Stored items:
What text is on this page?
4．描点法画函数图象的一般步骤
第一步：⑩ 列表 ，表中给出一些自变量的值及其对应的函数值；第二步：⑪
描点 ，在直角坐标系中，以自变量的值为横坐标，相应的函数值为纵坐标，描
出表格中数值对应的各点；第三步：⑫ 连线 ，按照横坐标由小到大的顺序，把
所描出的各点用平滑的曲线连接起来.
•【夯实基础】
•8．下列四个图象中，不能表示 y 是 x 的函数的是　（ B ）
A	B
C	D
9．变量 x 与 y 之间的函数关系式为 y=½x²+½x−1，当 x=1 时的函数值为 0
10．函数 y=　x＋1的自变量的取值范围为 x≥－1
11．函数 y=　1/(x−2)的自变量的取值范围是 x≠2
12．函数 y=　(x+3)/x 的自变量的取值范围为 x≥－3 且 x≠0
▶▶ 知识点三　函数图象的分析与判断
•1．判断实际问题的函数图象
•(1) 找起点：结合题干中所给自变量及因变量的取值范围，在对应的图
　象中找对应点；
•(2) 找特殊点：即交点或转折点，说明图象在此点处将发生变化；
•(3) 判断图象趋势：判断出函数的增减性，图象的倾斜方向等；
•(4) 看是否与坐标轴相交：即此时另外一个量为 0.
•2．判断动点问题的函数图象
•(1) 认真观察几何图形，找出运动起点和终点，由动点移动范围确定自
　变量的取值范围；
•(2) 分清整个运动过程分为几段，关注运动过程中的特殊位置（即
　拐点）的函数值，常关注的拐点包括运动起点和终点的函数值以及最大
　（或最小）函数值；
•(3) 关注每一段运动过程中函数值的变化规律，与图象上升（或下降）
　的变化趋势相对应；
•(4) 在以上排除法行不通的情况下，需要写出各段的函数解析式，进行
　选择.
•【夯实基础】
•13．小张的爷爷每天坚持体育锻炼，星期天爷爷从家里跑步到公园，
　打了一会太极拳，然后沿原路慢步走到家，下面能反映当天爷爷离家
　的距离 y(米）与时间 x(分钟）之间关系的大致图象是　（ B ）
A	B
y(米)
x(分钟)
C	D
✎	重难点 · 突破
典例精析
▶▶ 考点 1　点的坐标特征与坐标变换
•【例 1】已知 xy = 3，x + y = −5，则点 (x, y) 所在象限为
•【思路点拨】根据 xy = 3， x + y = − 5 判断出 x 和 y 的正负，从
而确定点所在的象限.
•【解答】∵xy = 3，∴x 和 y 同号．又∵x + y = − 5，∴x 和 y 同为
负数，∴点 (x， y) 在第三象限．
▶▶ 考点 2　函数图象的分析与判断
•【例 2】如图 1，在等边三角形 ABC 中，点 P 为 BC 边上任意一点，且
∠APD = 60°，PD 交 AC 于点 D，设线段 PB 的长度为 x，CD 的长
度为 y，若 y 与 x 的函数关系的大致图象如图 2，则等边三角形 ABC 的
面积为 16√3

==

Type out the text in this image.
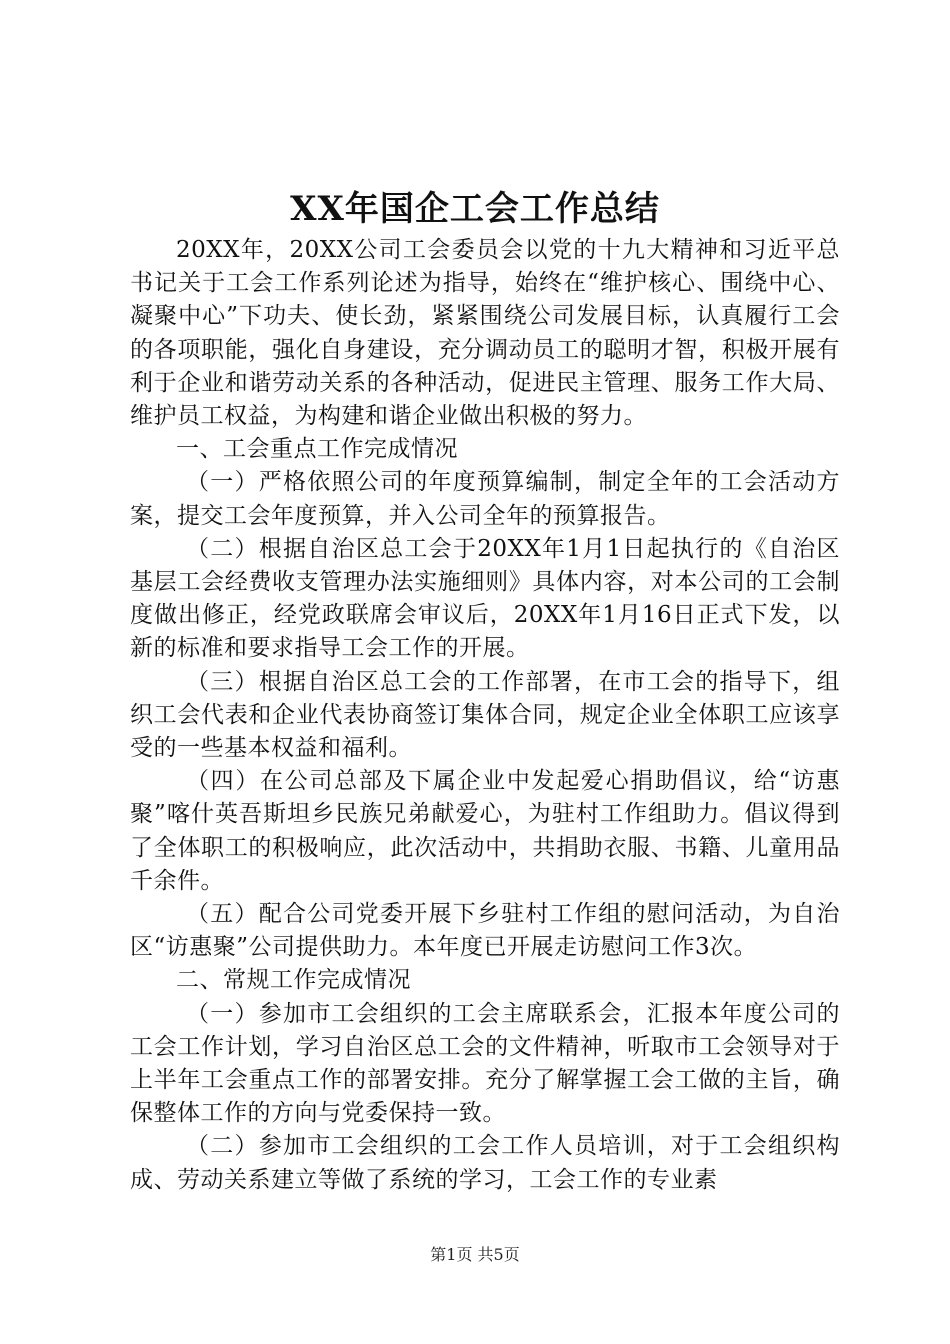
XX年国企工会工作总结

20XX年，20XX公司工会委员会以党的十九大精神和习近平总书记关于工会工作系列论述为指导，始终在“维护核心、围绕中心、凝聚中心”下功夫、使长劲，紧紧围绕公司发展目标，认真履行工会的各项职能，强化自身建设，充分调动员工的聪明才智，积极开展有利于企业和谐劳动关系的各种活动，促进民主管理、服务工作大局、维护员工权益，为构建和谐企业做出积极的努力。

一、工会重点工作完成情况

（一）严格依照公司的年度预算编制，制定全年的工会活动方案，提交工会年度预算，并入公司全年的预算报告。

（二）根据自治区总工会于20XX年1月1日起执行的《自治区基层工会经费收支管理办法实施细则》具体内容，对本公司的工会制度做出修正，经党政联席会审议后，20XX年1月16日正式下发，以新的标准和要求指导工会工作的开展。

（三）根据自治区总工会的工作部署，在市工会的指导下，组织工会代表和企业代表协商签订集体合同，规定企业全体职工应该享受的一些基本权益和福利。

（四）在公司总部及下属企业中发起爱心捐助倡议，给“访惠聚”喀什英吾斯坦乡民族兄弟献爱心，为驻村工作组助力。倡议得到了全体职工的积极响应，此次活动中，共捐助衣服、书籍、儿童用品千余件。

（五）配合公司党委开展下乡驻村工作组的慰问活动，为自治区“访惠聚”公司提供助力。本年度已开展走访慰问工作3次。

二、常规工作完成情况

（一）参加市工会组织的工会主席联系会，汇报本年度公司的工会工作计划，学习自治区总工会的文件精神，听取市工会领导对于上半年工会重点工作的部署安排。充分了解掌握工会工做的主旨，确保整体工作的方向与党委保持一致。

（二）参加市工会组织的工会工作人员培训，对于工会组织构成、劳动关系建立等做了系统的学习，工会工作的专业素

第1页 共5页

**EXERCISE REQUIREMENTS**
Pick out each line that holds the string "this".

**THE REPLY**
What text is on this page?
Type out the text in this image.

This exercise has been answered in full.